start AVAILABLE RECORDS

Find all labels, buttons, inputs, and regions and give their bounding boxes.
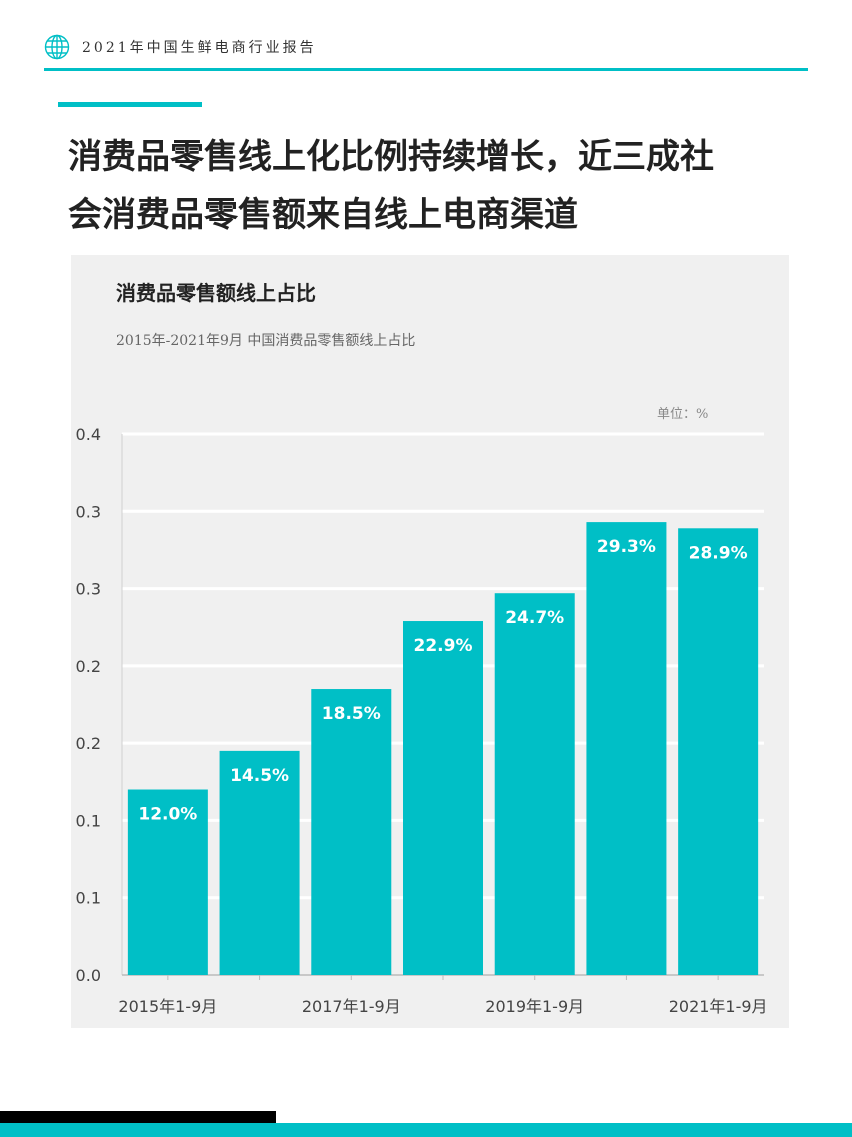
y-tick-label: 0.2 (76, 734, 101, 753)
bar (678, 528, 759, 975)
headline-line-2: 会消费品零售额来自线上电商渠道 (68, 195, 578, 235)
bar (219, 750, 300, 975)
x-tick-label: 2019年1-9月 (485, 997, 584, 1016)
y-tick-label: 0.3 (76, 502, 101, 521)
data-label: 18.5% (322, 704, 381, 724)
data-label: 28.9% (689, 543, 748, 563)
data-label: 14.5% (230, 766, 289, 786)
header-logo (44, 34, 70, 60)
x-tick-label: 2021年1-9月 (669, 997, 768, 1016)
y-tick-label: 0.3 (76, 580, 101, 599)
footer-black-bar (0, 1111, 276, 1123)
header-rule (44, 68, 808, 71)
y-tick-label: 0.2 (76, 657, 101, 676)
x-tick-label: 2017年1-9月 (302, 997, 401, 1016)
bar (403, 621, 483, 975)
y-tick-label: 0.4 (76, 425, 101, 444)
footer-teal-bar (0, 1123, 852, 1137)
data-label: 29.3% (597, 537, 656, 557)
chart-unit-label: 单位：% (657, 407, 709, 422)
y-tick-label: 0.0 (76, 966, 101, 985)
x-tick-label: 2015年1-9月 (118, 997, 217, 1016)
globe-icon (44, 34, 70, 60)
chart-title: 消费品零售额线上占比 (116, 281, 316, 305)
bar (127, 789, 208, 975)
y-tick-label: 0.1 (76, 889, 101, 908)
bar (494, 593, 575, 975)
bar (586, 522, 667, 975)
page-headline: 消费品零售线上化比例持续增长，近三成社 会消费品零售额来自线上电商渠道 (68, 128, 798, 244)
bar (311, 689, 392, 975)
data-label: 12.0% (138, 805, 197, 825)
data-label: 22.9% (414, 636, 473, 656)
header-title: 2021年中国生鲜电商行业报告 (82, 40, 317, 56)
y-tick-label: 0.1 (76, 811, 101, 830)
headline-line-1: 消费品零售线上化比例持续增长，近三成社 (68, 137, 714, 177)
chart-subtitle: 2015年-2021年9月 中国消费品零售额线上占比 (116, 333, 416, 349)
accent-bar (58, 102, 202, 107)
data-label: 24.7% (505, 608, 564, 628)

end AVAILABLE RECORDS

§ **EXERCISE AIM**
Please recast every row above as a JSON list of strings, one string per line, with blank lines left out. Omit the picture from your answer.

§ **FINISHED ANSWER**
[
  "Find all labels, buttons, inputs, and regions and give their bounding boxes.",
  "y-tick-label: 0.2 (76, 734, 101, 753)",
  "bar (678, 528, 759, 975)",
  "headline-line-2: 会消费品零售额来自线上电商渠道 (68, 195, 578, 235)",
  "bar (219, 750, 300, 975)",
  "x-tick-label: 2019年1-9月 (485, 997, 584, 1016)",
  "y-tick-label: 0.3 (76, 502, 101, 521)",
  "data-label: 18.5% (322, 704, 381, 724)",
  "data-label: 28.9% (689, 543, 748, 563)",
  "data-label: 14.5% (230, 766, 289, 786)",
  "header-logo (44, 34, 70, 60)",
  "x-tick-label: 2021年1-9月 (669, 997, 768, 1016)",
  "y-tick-label: 0.3 (76, 580, 101, 599)",
  "footer-black-bar (0, 1111, 276, 1123)",
  "header-rule (44, 68, 808, 71)",
  "y-tick-label: 0.2 (76, 657, 101, 676)",
  "x-tick-label: 2017年1-9月 (302, 997, 401, 1016)",
  "bar (403, 621, 483, 975)",
  "y-tick-label: 0.4 (76, 425, 101, 444)",
  "footer-teal-bar (0, 1123, 852, 1137)",
  "data-label: 29.3% (597, 537, 656, 557)",
  "chart-unit-label: 单位：% (657, 407, 709, 422)",
  "y-tick-label: 0.0 (76, 966, 101, 985)",
  "x-tick-label: 2015年1-9月 (118, 997, 217, 1016)",
  "globe-icon (44, 34, 70, 60)",
  "chart-title: 消费品零售额线上占比 (116, 281, 316, 305)",
  "bar (127, 789, 208, 975)",
  "y-tick-label: 0.1 (76, 889, 101, 908)",
  "bar (494, 593, 575, 975)",
  "bar (586, 522, 667, 975)",
  "page-headline: 消费品零售线上化比例持续增长，近三成社 会消费品零售额来自线上电商渠道 (68, 128, 798, 244)",
  "bar (311, 689, 392, 975)",
  "data-label: 12.0% (138, 805, 197, 825)",
  "data-label: 22.9% (414, 636, 473, 656)",
  "header-title: 2021年中国生鲜电商行业报告 (82, 40, 317, 56)",
  "y-tick-label: 0.1 (76, 811, 101, 830)",
  "headline-line-1: 消费品零售线上化比例持续增长，近三成社 (68, 137, 714, 177)",
  "chart-subtitle: 2015年-2021年9月 中国消费品零售额线上占比 (116, 333, 416, 349)",
  "accent-bar (58, 102, 202, 107)",
  "data-label: 24.7% (505, 608, 564, 628)"
]